▶ WHAT YOU HAVE TO DO
Copy out the complete listing, word for word.

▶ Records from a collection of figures
*****
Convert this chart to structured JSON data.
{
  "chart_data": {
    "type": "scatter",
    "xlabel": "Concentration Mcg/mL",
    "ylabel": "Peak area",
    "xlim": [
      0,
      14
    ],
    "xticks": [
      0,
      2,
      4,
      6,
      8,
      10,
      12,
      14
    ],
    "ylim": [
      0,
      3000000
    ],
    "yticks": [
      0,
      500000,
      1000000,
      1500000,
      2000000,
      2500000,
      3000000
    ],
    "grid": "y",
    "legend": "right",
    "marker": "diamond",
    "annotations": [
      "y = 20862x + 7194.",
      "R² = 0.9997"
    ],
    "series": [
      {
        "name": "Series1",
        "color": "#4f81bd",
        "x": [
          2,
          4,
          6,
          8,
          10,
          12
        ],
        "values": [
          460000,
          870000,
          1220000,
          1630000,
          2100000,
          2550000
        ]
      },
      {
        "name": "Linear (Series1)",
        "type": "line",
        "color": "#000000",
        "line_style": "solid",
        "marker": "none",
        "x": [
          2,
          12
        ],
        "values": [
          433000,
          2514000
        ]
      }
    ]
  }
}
*****
▶ WRITTEN RESPONSE
Convert this chart to structured JSON data.
{
  "chart_data": {
    "type": "scatter",
    "xlabel": "Concentration Mcg/mL",
    "ylabel": "Peak area",
    "xlim": [
      0,
      14
    ],
    "xticks": [
      0,
      2,
      4,
      6,
      8,
      10,
      12,
      14
    ],
    "ylim": [
      0,
      3000000
    ],
    "yticks": [
      0,
      500000,
      1000000,
      1500000,
      2000000,
      2500000,
      3000000
    ],
    "grid": "y",
    "legend": "right",
    "marker": "diamond",
    "annotations": [
      "y = 20862x + 7194.",
      "R² = 0.9997"
    ],
    "series": [
      {
        "name": "Series1",
        "color": "#4f81bd",
        "x": [
          2,
          4,
          6,
          8,
          10,
          12
        ],
        "values": [
          460000,
          870000,
          1220000,
          1630000,
          2100000,
          2550000
        ]
      },
      {
        "name": "Linear (Series1)",
        "type": "line",
        "color": "#000000",
        "line_style": "solid",
        "marker": "none",
        "x": [
          2,
          12
        ],
        "values": [
          433000,
          2514000
        ]
      }
    ]
  }
}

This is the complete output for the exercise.